> [STATED EXERCISE]: Find the word "January" in the material below and gather every line that contains it.

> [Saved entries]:
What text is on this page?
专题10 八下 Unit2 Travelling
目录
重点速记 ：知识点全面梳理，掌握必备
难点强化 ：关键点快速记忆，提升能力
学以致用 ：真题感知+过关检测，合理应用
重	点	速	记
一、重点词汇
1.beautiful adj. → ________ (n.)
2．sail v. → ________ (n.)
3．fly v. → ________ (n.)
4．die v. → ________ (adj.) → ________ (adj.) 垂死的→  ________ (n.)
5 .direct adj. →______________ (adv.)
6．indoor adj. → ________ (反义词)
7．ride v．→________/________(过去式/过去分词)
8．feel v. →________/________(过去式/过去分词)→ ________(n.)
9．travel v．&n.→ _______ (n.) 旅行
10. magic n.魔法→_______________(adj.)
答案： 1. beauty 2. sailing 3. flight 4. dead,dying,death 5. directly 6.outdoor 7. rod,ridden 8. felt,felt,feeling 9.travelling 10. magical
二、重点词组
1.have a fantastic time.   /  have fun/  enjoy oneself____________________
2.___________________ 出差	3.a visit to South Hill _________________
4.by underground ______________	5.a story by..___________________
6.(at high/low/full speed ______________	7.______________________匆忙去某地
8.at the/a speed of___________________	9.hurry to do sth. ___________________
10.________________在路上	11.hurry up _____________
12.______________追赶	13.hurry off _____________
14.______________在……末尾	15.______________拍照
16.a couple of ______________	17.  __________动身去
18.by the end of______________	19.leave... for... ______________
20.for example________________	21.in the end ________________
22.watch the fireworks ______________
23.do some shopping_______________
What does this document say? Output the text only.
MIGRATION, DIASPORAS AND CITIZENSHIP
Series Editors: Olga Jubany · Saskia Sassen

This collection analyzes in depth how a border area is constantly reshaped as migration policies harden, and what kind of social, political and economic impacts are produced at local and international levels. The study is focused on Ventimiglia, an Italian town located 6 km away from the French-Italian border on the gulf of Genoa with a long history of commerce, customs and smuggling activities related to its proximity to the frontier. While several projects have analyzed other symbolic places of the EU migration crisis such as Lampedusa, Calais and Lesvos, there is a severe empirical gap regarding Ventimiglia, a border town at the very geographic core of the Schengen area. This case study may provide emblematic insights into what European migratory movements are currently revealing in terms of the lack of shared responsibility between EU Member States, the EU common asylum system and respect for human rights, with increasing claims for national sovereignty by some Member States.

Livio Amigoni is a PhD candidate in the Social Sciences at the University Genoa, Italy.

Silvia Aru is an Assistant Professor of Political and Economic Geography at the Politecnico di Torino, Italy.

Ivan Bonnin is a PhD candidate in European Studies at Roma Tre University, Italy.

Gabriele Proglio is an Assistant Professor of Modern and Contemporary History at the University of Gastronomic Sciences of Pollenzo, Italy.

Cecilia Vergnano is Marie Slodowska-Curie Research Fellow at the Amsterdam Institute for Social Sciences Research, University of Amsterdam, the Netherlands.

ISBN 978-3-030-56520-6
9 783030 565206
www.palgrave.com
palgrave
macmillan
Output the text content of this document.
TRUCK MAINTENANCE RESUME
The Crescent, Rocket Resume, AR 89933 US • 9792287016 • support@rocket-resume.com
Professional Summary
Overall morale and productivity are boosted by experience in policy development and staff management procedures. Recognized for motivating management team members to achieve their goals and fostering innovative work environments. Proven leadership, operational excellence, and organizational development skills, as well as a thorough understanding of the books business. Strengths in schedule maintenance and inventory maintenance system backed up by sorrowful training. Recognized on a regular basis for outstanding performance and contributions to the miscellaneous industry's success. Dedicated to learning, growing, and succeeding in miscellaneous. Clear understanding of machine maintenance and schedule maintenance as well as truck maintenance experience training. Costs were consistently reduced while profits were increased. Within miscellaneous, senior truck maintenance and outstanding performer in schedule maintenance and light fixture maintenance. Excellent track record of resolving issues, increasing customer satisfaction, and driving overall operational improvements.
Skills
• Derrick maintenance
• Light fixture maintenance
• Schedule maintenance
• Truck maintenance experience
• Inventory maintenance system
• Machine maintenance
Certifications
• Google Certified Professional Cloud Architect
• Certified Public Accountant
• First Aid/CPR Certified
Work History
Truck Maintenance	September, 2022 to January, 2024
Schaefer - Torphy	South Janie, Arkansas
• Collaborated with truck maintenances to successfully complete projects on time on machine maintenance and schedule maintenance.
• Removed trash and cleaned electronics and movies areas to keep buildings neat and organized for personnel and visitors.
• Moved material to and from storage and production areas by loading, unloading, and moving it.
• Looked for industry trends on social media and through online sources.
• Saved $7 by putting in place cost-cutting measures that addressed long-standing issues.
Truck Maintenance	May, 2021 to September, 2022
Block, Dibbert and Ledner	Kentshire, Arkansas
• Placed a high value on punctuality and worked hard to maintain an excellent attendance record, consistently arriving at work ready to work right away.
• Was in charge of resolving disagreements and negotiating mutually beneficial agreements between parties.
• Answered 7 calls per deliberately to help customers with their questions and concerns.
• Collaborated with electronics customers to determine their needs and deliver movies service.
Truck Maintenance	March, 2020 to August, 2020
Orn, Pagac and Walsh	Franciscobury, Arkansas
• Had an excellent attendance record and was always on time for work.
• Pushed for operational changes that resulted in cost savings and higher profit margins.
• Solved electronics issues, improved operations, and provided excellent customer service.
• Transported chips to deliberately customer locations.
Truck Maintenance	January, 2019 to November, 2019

> [ANSWER TO THIS EXERCISE]:
Truck Maintenance	September, 2022 to January, 2024
Truck Maintenance	January, 2019 to November, 2019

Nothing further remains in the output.